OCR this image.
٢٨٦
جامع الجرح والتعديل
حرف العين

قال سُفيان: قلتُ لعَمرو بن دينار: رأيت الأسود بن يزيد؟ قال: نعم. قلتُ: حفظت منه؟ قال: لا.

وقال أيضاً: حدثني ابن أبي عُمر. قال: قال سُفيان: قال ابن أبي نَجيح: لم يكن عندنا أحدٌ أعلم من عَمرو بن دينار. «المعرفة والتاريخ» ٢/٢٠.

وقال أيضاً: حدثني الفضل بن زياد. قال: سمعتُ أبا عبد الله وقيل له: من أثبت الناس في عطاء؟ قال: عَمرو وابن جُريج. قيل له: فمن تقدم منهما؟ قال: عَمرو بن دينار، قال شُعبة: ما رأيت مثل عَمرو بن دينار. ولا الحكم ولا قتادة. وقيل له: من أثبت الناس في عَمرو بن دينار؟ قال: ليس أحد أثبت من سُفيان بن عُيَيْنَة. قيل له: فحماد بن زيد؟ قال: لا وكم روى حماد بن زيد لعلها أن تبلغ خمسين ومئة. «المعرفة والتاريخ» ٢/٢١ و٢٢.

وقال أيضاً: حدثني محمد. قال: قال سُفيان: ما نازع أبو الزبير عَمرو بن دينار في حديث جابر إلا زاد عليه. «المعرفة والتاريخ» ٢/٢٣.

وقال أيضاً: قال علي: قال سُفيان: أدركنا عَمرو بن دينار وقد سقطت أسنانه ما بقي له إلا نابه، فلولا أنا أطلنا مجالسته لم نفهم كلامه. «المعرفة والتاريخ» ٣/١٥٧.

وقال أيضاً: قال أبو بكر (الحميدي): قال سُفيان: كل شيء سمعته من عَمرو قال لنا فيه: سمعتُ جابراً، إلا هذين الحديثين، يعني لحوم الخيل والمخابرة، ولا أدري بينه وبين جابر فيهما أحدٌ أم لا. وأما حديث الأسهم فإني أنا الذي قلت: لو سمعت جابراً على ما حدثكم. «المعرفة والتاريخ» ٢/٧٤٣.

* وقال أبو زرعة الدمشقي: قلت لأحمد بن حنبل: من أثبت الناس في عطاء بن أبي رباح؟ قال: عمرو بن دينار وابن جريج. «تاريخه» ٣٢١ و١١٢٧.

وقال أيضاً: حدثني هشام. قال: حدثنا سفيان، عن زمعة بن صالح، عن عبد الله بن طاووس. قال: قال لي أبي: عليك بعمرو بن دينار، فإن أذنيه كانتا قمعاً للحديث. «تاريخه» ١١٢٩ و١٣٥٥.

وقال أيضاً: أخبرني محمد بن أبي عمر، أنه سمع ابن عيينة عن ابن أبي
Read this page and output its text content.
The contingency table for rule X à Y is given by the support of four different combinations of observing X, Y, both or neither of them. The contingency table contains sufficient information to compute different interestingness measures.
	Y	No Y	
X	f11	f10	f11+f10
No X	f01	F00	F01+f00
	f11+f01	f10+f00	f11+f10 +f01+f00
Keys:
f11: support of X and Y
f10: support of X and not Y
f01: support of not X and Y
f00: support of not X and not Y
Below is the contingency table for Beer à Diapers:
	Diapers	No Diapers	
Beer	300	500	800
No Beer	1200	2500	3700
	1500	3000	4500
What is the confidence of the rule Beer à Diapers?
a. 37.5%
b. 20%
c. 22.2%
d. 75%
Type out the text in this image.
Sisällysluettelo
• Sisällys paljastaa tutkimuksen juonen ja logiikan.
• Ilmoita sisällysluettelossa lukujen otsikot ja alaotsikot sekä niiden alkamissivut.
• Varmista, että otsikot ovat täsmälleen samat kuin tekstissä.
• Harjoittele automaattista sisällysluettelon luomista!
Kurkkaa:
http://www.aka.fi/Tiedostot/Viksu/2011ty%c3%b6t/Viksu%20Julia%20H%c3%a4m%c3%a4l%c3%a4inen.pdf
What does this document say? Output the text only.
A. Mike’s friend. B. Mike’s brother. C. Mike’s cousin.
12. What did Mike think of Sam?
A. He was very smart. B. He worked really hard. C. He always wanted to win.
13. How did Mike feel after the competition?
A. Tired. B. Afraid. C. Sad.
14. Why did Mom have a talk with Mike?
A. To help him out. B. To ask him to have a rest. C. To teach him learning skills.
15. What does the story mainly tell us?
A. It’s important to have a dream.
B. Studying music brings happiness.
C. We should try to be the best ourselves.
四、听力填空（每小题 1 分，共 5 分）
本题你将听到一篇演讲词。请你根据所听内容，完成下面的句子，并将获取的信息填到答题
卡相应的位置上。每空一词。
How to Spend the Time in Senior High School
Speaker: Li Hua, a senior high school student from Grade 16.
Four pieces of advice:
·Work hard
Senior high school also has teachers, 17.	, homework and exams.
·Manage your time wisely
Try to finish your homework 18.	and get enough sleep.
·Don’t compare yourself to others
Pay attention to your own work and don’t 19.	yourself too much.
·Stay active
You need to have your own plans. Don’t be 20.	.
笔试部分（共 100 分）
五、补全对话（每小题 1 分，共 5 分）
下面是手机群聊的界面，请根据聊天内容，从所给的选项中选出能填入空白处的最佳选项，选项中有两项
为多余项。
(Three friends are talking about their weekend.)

=-=-=-=-=

Set exercise.
Copy out the whole listing, exactly as written.

Exercise solution.
OCR this image.
٢٨٦
جامع الجرح والتعديل
حرف العين

قال سُفيان: قلتُ لعَمرو بن دينار: رأيت الأسود بن يزيد؟ قال: نعم. قلتُ: حفظت منه؟ قال: لا.

وقال أيضاً: حدثني ابن أبي عُمر. قال: قال سُفيان: قال ابن أبي نَجيح: لم يكن عندنا أحدٌ أعلم من عَمرو بن دينار. «المعرفة والتاريخ» ٢/٢٠.

وقال أيضاً: حدثني الفضل بن زياد. قال: سمعتُ أبا عبد الله وقيل له: من أثبت الناس في عطاء؟ قال: عَمرو وابن جُريج. قيل له: فمن تقدم منهما؟ قال: عَمرو بن دينار، قال شُعبة: ما رأيت مثل عَمرو بن دينار. ولا الحكم ولا قتادة. وقيل له: من أثبت الناس في عَمرو بن دينار؟ قال: ليس أحد أثبت من سُفيان بن عُيَيْنَة. قيل له: فحماد بن زيد؟ قال: لا وكم روى حماد بن زيد لعلها أن تبلغ خمسين ومئة. «المعرفة والتاريخ» ٢/٢١ و٢٢.

وقال أيضاً: حدثني محمد. قال: قال سُفيان: ما نازع أبو الزبير عَمرو بن دينار في حديث جابر إلا زاد عليه. «المعرفة والتاريخ» ٢/٢٣.

وقال أيضاً: قال علي: قال سُفيان: أدركنا عَمرو بن دينار وقد سقطت أسنانه ما بقي له إلا نابه، فلولا أنا أطلنا مجالسته لم نفهم كلامه. «المعرفة والتاريخ» ٣/١٥٧.

وقال أيضاً: قال أبو بكر (الحميدي): قال سُفيان: كل شيء سمعته من عَمرو قال لنا فيه: سمعتُ جابراً، إلا هذين الحديثين، يعني لحوم الخيل والمخابرة، ولا أدري بينه وبين جابر فيهما أحدٌ أم لا. وأما حديث الأسهم فإني أنا الذي قلت: لو سمعت جابراً على ما حدثكم. «المعرفة والتاريخ» ٢/٧٤٣.

* وقال أبو زرعة الدمشقي: قلت لأحمد بن حنبل: من أثبت الناس في عطاء بن أبي رباح؟ قال: عمرو بن دينار وابن جريج. «تاريخه» ٣٢١ و١١٢٧.

وقال أيضاً: حدثني هشام. قال: حدثنا سفيان، عن زمعة بن صالح، عن عبد الله بن طاووس. قال: قال لي أبي: عليك بعمرو بن دينار، فإن أذنيه كانتا قمعاً للحديث. «تاريخه» ١١٢٩ و١٣٥٥.

وقال أيضاً: أخبرني محمد بن أبي عمر، أنه سمع ابن عيينة عن ابن أبي
Read this page and output its text content.
The contingency table for rule X à Y is given by the support of four different combinations of observing X, Y, both or neither of them. The contingency table contains sufficient information to compute different interestingness measures.
	Y	No Y	
X	f11	f10	f11+f10
No X	f01	F00	F01+f00
	f11+f01	f10+f00	f11+f10 +f01+f00
Keys:
f11: support of X and Y
f10: support of X and not Y
f01: support of not X and Y
f00: support of not X and not Y
Below is the contingency table for Beer à Diapers:
	Diapers	No Diapers	
Beer	300	500	800
No Beer	1200	2500	3700
	1500	3000	4500
What is the confidence of the rule Beer à Diapers?
a. 37.5%
b. 20%
c. 22.2%
d. 75%
Type out the text in this image.
Sisällysluettelo
• Sisällys paljastaa tutkimuksen juonen ja logiikan.
• Ilmoita sisällysluettelossa lukujen otsikot ja alaotsikot sekä niiden alkamissivut.
• Varmista, että otsikot ovat täsmälleen samat kuin tekstissä.
• Harjoittele automaattista sisällysluettelon luomista!
Kurkkaa:
http://www.aka.fi/Tiedostot/Viksu/2011ty%c3%b6t/Viksu%20Julia%20H%c3%a4m%c3%a4l%c3%a4inen.pdf
What does this document say? Output the text only.
A. Mike’s friend. B. Mike’s brother. C. Mike’s cousin.
12. What did Mike think of Sam?
A. He was very smart. B. He worked really hard. C. He always wanted to win.
13. How did Mike feel after the competition?
A. Tired. B. Afraid. C. Sad.
14. Why did Mom have a talk with Mike?
A. To help him out. B. To ask him to have a rest. C. To teach him learning skills.
15. What does the story mainly tell us?
A. It’s important to have a dream.
B. Studying music brings happiness.
C. We should try to be the best ourselves.
四、听力填空（每小题 1 分，共 5 分）
本题你将听到一篇演讲词。请你根据所听内容，完成下面的句子，并将获取的信息填到答题
卡相应的位置上。每空一词。
How to Spend the Time in Senior High School
Speaker: Li Hua, a senior high school student from Grade 16.
Four pieces of advice:
·Work hard
Senior high school also has teachers, 17.	, homework and exams.
·Manage your time wisely
Try to finish your homework 18.	and get enough sleep.
·Don’t compare yourself to others
Pay attention to your own work and don’t 19.	yourself too much.
·Stay active
You need to have your own plans. Don’t be 20.	.
笔试部分（共 100 分）
五、补全对话（每小题 1 分，共 5 分）
下面是手机群聊的界面，请根据聊天内容，从所给的选项中选出能填入空白处的最佳选项，选项中有两项
为多余项。
(Three friends are talking about their weekend.)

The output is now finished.